[Request] Identify every line containing the word "Association" and reproduce each one.

Lines of data

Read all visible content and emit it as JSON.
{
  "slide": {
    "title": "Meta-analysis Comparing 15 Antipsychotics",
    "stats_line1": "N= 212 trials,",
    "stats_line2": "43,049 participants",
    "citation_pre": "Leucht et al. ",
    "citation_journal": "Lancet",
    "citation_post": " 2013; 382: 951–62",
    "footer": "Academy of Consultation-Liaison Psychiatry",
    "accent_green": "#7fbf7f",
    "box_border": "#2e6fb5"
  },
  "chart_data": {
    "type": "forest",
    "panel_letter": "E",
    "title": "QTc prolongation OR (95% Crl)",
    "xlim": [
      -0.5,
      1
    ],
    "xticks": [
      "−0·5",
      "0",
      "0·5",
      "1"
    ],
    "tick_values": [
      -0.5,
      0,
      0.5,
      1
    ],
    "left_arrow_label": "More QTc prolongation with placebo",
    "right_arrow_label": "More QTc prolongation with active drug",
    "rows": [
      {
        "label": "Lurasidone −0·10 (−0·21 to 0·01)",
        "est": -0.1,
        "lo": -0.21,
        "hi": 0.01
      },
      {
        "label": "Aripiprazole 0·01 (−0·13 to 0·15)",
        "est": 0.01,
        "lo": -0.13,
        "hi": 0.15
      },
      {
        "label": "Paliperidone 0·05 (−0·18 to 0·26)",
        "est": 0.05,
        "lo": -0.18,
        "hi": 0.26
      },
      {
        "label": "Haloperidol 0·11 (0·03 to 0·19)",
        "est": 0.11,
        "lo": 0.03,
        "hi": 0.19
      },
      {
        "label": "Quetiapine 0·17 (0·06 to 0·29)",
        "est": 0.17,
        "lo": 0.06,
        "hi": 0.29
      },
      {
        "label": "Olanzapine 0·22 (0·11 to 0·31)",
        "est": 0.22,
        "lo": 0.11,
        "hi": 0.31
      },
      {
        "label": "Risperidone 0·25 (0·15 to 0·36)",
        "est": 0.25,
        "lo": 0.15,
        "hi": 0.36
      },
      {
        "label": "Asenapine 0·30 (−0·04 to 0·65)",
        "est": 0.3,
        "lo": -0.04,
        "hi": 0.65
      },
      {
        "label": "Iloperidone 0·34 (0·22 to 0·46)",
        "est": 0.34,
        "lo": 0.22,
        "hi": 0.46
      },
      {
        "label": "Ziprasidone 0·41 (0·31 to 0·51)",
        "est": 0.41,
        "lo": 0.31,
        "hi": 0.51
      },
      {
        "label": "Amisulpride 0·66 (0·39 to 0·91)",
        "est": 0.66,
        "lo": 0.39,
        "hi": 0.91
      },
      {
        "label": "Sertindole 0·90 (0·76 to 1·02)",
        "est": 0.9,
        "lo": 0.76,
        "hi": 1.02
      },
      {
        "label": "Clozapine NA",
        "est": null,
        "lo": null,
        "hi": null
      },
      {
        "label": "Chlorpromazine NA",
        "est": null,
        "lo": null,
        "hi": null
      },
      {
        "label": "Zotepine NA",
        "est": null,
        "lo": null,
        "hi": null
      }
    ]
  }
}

--

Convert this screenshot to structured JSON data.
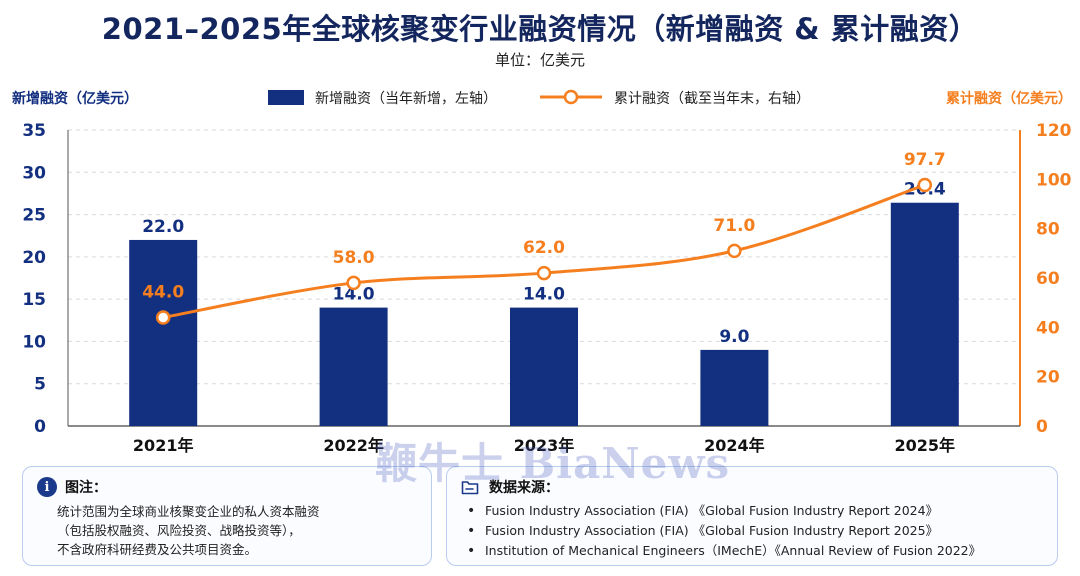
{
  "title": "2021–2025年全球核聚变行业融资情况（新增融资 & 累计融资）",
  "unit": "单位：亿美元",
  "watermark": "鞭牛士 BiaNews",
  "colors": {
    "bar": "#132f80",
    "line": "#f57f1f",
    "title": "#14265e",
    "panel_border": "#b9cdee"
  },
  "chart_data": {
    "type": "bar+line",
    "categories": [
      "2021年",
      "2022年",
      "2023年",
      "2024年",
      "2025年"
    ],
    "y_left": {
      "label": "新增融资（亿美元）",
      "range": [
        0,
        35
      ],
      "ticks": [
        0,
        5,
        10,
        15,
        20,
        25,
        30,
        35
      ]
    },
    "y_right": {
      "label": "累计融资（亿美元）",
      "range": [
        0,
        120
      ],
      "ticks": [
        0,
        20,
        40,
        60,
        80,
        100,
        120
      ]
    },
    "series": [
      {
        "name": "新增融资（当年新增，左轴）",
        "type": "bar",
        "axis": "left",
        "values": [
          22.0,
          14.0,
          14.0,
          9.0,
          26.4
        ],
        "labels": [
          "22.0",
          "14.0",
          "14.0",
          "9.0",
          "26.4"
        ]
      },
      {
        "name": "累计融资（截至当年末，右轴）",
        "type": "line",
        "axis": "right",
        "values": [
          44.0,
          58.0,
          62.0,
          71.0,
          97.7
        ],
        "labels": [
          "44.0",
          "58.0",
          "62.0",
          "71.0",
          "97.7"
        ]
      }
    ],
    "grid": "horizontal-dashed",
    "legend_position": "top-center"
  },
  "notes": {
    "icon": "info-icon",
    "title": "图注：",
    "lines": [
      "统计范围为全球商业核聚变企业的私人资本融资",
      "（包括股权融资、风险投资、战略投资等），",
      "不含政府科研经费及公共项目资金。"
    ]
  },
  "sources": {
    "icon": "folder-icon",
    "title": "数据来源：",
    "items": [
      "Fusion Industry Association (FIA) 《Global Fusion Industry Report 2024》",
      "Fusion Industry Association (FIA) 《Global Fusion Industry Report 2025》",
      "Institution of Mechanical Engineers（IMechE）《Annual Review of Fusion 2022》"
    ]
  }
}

---

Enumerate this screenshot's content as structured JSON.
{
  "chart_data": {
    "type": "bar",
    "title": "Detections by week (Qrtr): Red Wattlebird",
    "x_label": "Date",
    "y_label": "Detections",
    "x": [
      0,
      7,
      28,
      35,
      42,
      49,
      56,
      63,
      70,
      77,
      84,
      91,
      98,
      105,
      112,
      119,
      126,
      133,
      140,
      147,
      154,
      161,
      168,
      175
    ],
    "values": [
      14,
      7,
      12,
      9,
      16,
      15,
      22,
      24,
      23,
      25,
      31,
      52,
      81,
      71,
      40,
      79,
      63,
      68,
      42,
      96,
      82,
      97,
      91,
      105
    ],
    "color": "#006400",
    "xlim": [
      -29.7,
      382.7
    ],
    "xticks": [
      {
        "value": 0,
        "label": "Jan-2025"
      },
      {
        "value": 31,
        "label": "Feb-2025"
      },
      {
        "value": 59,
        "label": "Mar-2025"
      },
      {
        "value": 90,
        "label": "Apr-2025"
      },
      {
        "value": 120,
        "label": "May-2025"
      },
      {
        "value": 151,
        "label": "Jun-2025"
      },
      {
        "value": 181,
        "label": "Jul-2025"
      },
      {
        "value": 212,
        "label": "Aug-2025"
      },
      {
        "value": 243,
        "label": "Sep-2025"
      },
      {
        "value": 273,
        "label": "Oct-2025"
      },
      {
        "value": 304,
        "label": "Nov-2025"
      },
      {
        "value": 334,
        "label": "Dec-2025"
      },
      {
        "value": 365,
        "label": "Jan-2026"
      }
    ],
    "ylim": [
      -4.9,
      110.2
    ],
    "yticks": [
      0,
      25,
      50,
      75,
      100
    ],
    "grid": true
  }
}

[Problem solution]
      "Fusion Industry Association (FIA) 《Global Fusion Industry Report 2024》",
      "Fusion Industry Association (FIA) 《Global Fusion Industry Report 2025》",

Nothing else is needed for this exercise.